----- TASK MATERIAL
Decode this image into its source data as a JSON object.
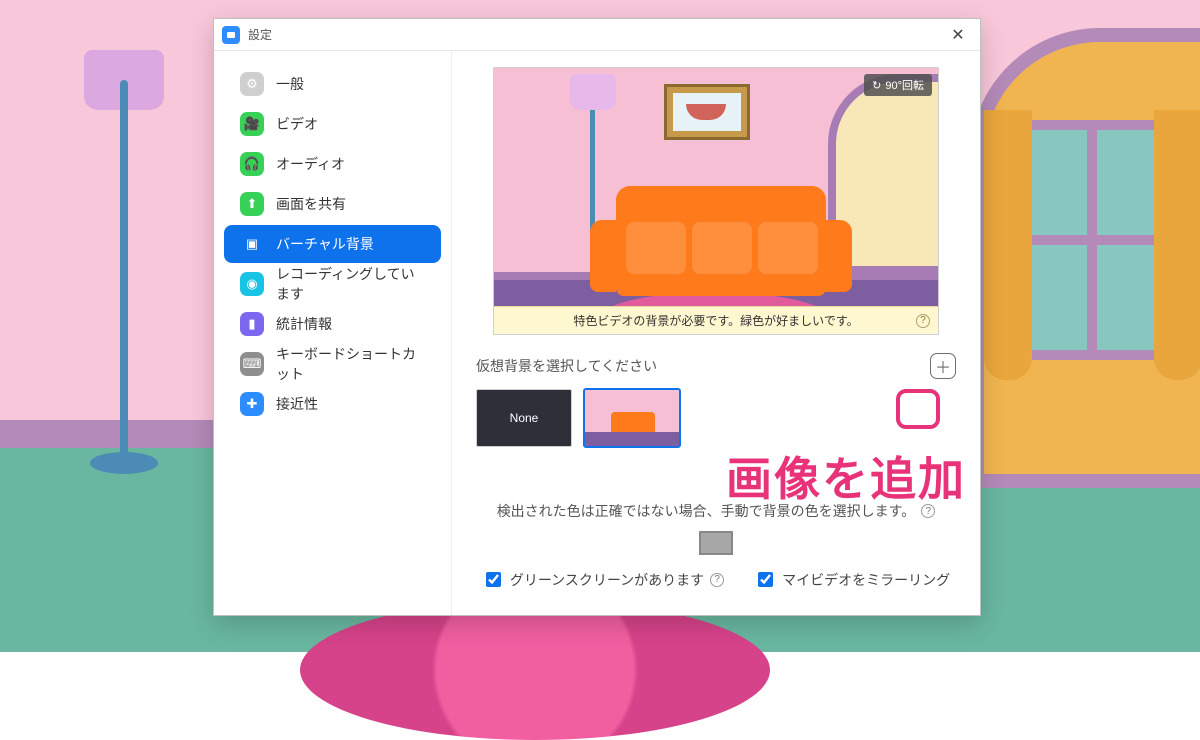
{
  "window": {
    "title": "設定"
  },
  "sidebar": {
    "items": [
      {
        "label": "一般"
      },
      {
        "label": "ビデオ"
      },
      {
        "label": "オーディオ"
      },
      {
        "label": "画面を共有"
      },
      {
        "label": "バーチャル背景"
      },
      {
        "label": "レコーディングしています"
      },
      {
        "label": "統計情報"
      },
      {
        "label": "キーボードショートカット"
      },
      {
        "label": "接近性"
      }
    ],
    "active_index": 4
  },
  "preview": {
    "rotate_label": "90°回転",
    "info_text": "特色ビデオの背景が必要です。緑色が好ましいです。"
  },
  "select": {
    "label": "仮想背景を選択してください"
  },
  "thumbs": {
    "none_label": "None",
    "selected_index": 1
  },
  "detect": {
    "text": "検出された色は正確ではない場合、手動で背景の色を選択します。"
  },
  "checks": {
    "greenscreen": "グリーンスクリーンがあります",
    "mirror": "マイビデオをミラーリング"
  },
  "annotation": {
    "text": "画像を追加"
  }
}
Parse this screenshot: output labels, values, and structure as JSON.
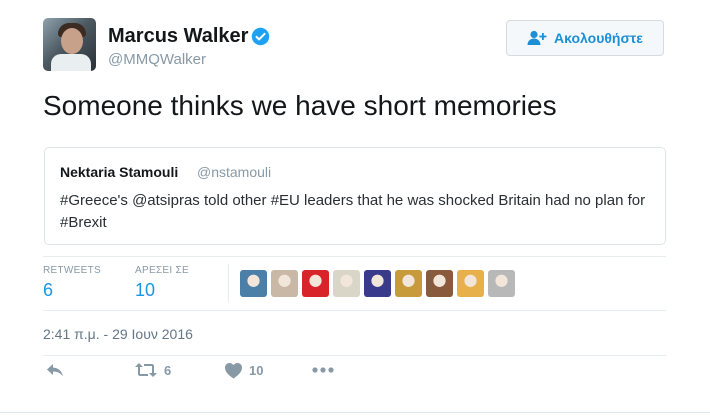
----------
GIVEN PROBLEM: Leave out the pictures and restate everything else word for word.

EXERCISE RESULT:
Decode this image into its source data as a JSON object.
{
  "window": {
    "title": "設定"
  },
  "sidebar": {
    "items": [
      {
        "label": "一般"
      },
      {
        "label": "ビデオ"
      },
      {
        "label": "オーディオ"
      },
      {
        "label": "画面を共有"
      },
      {
        "label": "バーチャル背景"
      },
      {
        "label": "レコーディングしています"
      },
      {
        "label": "統計情報"
      },
      {
        "label": "キーボードショートカット"
      },
      {
        "label": "接近性"
      }
    ],
    "active_index": 4
  },
  "preview": {
    "rotate_label": "90°回転",
    "info_text": "特色ビデオの背景が必要です。緑色が好ましいです。"
  },
  "select": {
    "label": "仮想背景を選択してください"
  },
  "thumbs": {
    "none_label": "None",
    "selected_index": 1
  },
  "detect": {
    "text": "検出された色は正確ではない場合、手動で背景の色を選択します。"
  },
  "checks": {
    "greenscreen": "グリーンスクリーンがあります",
    "mirror": "マイビデオをミラーリング"
  },
  "annotation": {
    "text": "画像を追加"
  }
}
Parse this screenshot: output labels, values, and structure as JSON.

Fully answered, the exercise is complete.